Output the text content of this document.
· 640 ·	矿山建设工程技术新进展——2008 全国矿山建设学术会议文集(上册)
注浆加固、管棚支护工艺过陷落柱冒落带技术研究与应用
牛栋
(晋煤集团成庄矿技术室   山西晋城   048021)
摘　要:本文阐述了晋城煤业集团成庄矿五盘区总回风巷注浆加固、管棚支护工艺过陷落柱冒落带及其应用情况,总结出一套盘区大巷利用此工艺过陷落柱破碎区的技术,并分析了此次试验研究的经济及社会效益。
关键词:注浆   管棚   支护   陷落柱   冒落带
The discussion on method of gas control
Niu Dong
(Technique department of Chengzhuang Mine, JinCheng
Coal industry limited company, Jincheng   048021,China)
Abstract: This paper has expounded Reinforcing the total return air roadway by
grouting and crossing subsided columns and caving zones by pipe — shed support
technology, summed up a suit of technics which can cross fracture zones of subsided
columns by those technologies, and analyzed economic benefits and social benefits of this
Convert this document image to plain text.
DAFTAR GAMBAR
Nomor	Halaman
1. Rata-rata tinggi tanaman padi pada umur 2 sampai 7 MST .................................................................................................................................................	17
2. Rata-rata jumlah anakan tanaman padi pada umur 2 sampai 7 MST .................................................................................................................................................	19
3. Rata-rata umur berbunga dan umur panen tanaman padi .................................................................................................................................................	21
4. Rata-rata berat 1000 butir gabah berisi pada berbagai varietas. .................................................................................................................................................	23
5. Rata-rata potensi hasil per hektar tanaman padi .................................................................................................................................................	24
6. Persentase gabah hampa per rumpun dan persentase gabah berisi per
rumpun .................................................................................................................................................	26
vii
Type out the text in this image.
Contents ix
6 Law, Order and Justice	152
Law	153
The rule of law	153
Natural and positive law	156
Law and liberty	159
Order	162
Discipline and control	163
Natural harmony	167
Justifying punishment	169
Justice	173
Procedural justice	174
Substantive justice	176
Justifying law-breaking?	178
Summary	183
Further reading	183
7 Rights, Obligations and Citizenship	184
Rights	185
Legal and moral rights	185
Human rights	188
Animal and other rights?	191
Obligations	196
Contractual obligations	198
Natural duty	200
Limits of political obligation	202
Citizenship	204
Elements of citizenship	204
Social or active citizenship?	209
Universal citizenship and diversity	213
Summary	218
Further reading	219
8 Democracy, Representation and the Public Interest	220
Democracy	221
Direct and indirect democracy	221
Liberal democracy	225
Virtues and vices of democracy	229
-*-*-
* Description of the task *
Return every entry verbatim.

* Exercise response *
Output the text content of this document.
· 640 ·	矿山建设工程技术新进展——2008 全国矿山建设学术会议文集(上册)
注浆加固、管棚支护工艺过陷落柱冒落带技术研究与应用
牛栋
(晋煤集团成庄矿技术室   山西晋城   048021)
摘　要:本文阐述了晋城煤业集团成庄矿五盘区总回风巷注浆加固、管棚支护工艺过陷落柱冒落带及其应用情况,总结出一套盘区大巷利用此工艺过陷落柱破碎区的技术,并分析了此次试验研究的经济及社会效益。
关键词:注浆   管棚   支护   陷落柱   冒落带
The discussion on method of gas control
Niu Dong
(Technique department of Chengzhuang Mine, JinCheng
Coal industry limited company, Jincheng   048021,China)
Abstract: This paper has expounded Reinforcing the total return air roadway by
grouting and crossing subsided columns and caving zones by pipe — shed support
technology, summed up a suit of technics which can cross fracture zones of subsided
columns by those technologies, and analyzed economic benefits and social benefits of this
Convert this document image to plain text.
DAFTAR GAMBAR
Nomor	Halaman
1. Rata-rata tinggi tanaman padi pada umur 2 sampai 7 MST .................................................................................................................................................	17
2. Rata-rata jumlah anakan tanaman padi pada umur 2 sampai 7 MST .................................................................................................................................................	19
3. Rata-rata umur berbunga dan umur panen tanaman padi .................................................................................................................................................	21
4. Rata-rata berat 1000 butir gabah berisi pada berbagai varietas. .................................................................................................................................................	23
5. Rata-rata potensi hasil per hektar tanaman padi .................................................................................................................................................	24
6. Persentase gabah hampa per rumpun dan persentase gabah berisi per
rumpun .................................................................................................................................................	26
vii
Type out the text in this image.
Contents ix
6 Law, Order and Justice	152
Law	153
The rule of law	153
Natural and positive law	156
Law and liberty	159
Order	162
Discipline and control	163
Natural harmony	167
Justifying punishment	169
Justice	173
Procedural justice	174
Substantive justice	176
Justifying law-breaking?	178
Summary	183
Further reading	183
7 Rights, Obligations and Citizenship	184
Rights	185
Legal and moral rights	185
Human rights	188
Animal and other rights?	191
Obligations	196
Contractual obligations	198
Natural duty	200
Limits of political obligation	202
Citizenship	204
Elements of citizenship	204
Social or active citizenship?	209
Universal citizenship and diversity	213
Summary	218
Further reading	219
8 Democracy, Representation and the Public Interest	220
Democracy	221
Direct and indirect democracy	221
Liberal democracy	225
Virtues and vices of democracy	229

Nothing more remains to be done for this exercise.